TO BE DONE: Set down the full listing exactly, character for character.

TASK INPUTS:
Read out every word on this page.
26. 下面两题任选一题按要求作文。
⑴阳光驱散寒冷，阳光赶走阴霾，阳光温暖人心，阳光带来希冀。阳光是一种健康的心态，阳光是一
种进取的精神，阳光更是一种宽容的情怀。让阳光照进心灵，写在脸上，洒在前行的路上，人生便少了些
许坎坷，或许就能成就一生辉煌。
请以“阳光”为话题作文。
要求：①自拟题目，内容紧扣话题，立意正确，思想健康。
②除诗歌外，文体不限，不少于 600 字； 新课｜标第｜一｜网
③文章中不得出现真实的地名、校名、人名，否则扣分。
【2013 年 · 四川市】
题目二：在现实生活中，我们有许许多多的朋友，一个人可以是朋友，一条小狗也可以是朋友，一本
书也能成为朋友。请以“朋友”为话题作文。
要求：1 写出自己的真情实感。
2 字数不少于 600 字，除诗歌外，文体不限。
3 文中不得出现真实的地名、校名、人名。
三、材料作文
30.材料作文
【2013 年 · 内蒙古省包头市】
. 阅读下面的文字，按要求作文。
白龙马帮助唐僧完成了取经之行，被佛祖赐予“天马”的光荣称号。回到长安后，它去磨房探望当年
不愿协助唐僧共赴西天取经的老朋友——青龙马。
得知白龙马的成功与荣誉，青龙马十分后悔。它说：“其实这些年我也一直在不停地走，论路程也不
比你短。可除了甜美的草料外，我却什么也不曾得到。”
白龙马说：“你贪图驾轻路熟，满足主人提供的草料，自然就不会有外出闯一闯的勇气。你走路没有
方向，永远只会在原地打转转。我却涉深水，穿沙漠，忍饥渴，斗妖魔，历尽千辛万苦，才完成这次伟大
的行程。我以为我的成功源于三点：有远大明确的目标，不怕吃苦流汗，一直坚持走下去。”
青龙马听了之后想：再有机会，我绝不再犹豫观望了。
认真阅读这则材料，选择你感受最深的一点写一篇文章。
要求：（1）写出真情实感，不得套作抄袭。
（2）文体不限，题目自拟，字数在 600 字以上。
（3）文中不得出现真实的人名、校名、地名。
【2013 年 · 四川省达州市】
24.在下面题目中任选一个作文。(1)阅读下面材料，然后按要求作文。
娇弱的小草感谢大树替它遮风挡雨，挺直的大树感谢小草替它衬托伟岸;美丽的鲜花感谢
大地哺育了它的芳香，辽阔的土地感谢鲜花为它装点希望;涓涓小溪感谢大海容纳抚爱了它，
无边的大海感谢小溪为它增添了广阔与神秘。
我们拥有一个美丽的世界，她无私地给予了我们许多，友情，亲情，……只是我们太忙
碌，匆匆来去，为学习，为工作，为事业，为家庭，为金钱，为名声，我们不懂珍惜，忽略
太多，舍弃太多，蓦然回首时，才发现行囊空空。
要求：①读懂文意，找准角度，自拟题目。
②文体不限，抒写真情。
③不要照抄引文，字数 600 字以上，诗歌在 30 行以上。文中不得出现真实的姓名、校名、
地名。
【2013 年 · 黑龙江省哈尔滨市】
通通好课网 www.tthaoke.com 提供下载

CORRECT RESULT:
Read out every word on this page.
26. 下面两题任选一题按要求作文。
⑴阳光驱散寒冷，阳光赶走阴霾，阳光温暖人心，阳光带来希冀。阳光是一种健康的心态，阳光是一
种进取的精神，阳光更是一种宽容的情怀。让阳光照进心灵，写在脸上，洒在前行的路上，人生便少了些
许坎坷，或许就能成就一生辉煌。
请以“阳光”为话题作文。
要求：①自拟题目，内容紧扣话题，立意正确，思想健康。
②除诗歌外，文体不限，不少于 600 字； 新课｜标第｜一｜网
③文章中不得出现真实的地名、校名、人名，否则扣分。
【2013 年 · 四川市】
题目二：在现实生活中，我们有许许多多的朋友，一个人可以是朋友，一条小狗也可以是朋友，一本
书也能成为朋友。请以“朋友”为话题作文。
要求：1 写出自己的真情实感。
2 字数不少于 600 字，除诗歌外，文体不限。
3 文中不得出现真实的地名、校名、人名。
三、材料作文
30.材料作文
【2013 年 · 内蒙古省包头市】
. 阅读下面的文字，按要求作文。
白龙马帮助唐僧完成了取经之行，被佛祖赐予“天马”的光荣称号。回到长安后，它去磨房探望当年
不愿协助唐僧共赴西天取经的老朋友——青龙马。
得知白龙马的成功与荣誉，青龙马十分后悔。它说：“其实这些年我也一直在不停地走，论路程也不
比你短。可除了甜美的草料外，我却什么也不曾得到。”
白龙马说：“你贪图驾轻路熟，满足主人提供的草料，自然就不会有外出闯一闯的勇气。你走路没有
方向，永远只会在原地打转转。我却涉深水，穿沙漠，忍饥渴，斗妖魔，历尽千辛万苦，才完成这次伟大
的行程。我以为我的成功源于三点：有远大明确的目标，不怕吃苦流汗，一直坚持走下去。”
青龙马听了之后想：再有机会，我绝不再犹豫观望了。
认真阅读这则材料，选择你感受最深的一点写一篇文章。
要求：（1）写出真情实感，不得套作抄袭。
（2）文体不限，题目自拟，字数在 600 字以上。
（3）文中不得出现真实的人名、校名、地名。
【2013 年 · 四川省达州市】
24.在下面题目中任选一个作文。(1)阅读下面材料，然后按要求作文。
娇弱的小草感谢大树替它遮风挡雨，挺直的大树感谢小草替它衬托伟岸;美丽的鲜花感谢
大地哺育了它的芳香，辽阔的土地感谢鲜花为它装点希望;涓涓小溪感谢大海容纳抚爱了它，
无边的大海感谢小溪为它增添了广阔与神秘。
我们拥有一个美丽的世界，她无私地给予了我们许多，友情，亲情，……只是我们太忙
碌，匆匆来去，为学习，为工作，为事业，为家庭，为金钱，为名声，我们不懂珍惜，忽略
太多，舍弃太多，蓦然回首时，才发现行囊空空。
要求：①读懂文意，找准角度，自拟题目。
②文体不限，抒写真情。
③不要照抄引文，字数 600 字以上，诗歌在 30 行以上。文中不得出现真实的姓名、校名、
地名。
【2013 年 · 黑龙江省哈尔滨市】
通通好课网 www.tthaoke.com 提供下载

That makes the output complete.